### [STATED EXERCISE]
Read the material below and count the lines holding the string "down". Give that count with nothing added.

Data entries
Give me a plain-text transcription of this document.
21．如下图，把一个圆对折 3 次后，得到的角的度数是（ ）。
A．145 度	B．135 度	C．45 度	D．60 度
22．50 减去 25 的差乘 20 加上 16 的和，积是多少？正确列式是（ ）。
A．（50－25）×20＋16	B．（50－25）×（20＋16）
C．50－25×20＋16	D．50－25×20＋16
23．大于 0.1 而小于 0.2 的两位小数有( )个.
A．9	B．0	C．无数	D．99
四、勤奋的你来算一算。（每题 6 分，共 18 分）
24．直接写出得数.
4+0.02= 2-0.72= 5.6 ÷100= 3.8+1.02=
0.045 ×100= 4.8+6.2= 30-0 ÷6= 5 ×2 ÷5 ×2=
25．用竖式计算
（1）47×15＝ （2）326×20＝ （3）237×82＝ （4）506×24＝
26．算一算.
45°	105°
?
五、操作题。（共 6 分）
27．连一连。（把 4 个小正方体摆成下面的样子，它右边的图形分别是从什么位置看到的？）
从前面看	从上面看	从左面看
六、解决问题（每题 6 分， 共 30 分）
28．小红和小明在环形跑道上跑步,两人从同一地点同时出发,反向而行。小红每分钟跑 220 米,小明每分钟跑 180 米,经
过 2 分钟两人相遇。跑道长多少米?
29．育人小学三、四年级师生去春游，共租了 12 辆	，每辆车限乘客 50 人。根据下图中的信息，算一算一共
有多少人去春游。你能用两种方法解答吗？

--

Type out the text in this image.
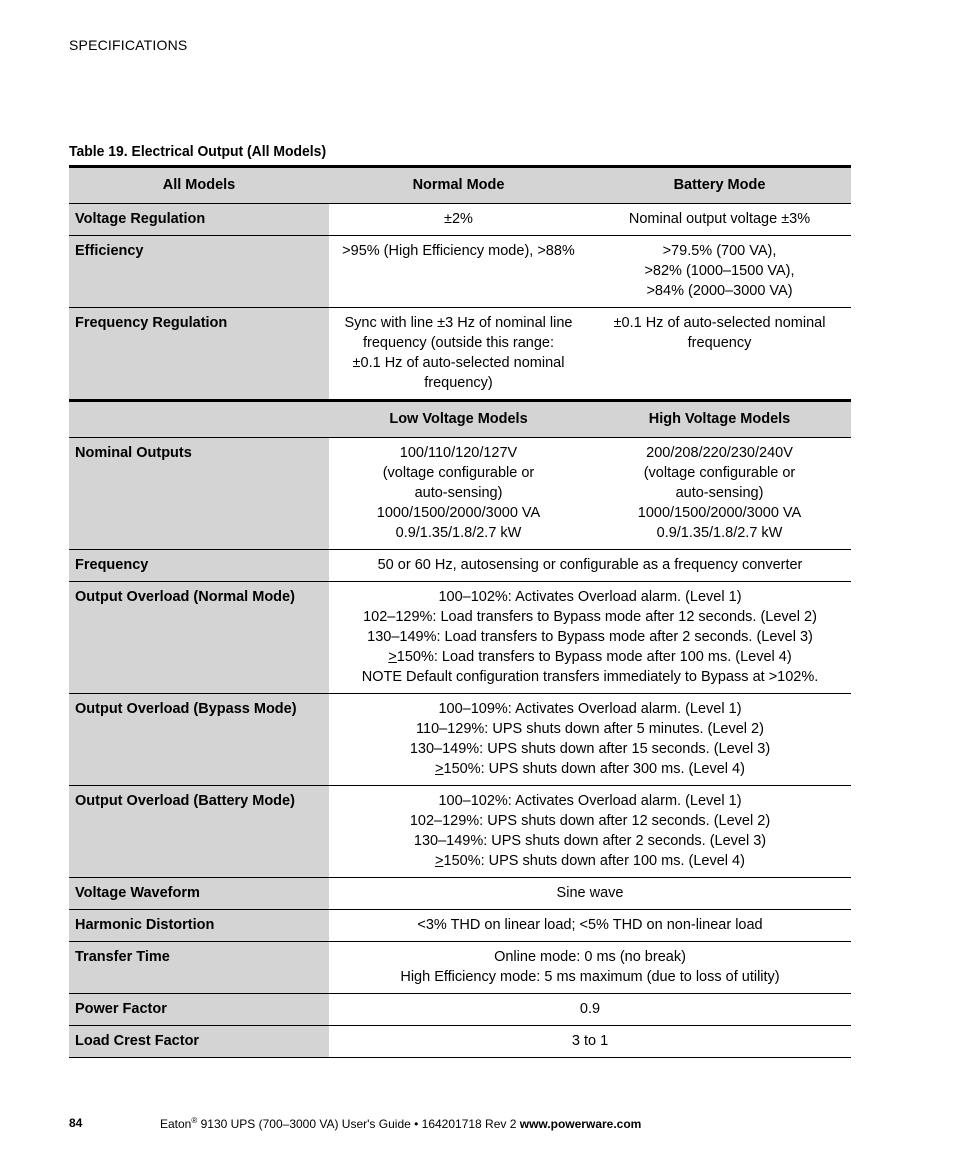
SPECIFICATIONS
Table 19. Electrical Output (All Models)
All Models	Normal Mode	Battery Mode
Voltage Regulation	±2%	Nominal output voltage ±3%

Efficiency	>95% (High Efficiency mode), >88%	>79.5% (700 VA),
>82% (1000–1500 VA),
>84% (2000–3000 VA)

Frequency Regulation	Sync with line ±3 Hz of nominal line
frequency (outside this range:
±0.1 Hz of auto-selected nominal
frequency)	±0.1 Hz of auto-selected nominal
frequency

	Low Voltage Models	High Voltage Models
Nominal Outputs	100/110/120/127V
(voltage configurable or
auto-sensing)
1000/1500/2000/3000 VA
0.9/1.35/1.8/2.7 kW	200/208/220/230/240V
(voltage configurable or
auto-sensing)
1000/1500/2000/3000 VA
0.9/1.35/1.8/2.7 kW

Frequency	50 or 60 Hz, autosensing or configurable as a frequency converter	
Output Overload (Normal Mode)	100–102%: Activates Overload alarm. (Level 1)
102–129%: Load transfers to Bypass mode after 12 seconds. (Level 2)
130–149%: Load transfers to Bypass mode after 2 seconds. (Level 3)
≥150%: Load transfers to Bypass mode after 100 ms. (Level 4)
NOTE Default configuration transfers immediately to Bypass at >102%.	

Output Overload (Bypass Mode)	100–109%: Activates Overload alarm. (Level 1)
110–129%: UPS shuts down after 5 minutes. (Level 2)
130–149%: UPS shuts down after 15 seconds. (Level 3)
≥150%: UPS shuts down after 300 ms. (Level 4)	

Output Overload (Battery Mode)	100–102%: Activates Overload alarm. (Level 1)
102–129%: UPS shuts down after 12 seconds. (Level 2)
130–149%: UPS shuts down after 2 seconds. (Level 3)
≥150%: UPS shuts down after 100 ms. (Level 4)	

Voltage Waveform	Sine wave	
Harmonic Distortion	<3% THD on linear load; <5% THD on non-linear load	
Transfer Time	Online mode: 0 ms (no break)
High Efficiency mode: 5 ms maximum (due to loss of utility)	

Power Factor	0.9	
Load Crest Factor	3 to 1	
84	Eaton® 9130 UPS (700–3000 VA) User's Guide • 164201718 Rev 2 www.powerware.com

### [ANSWER FOR THE TASK]
6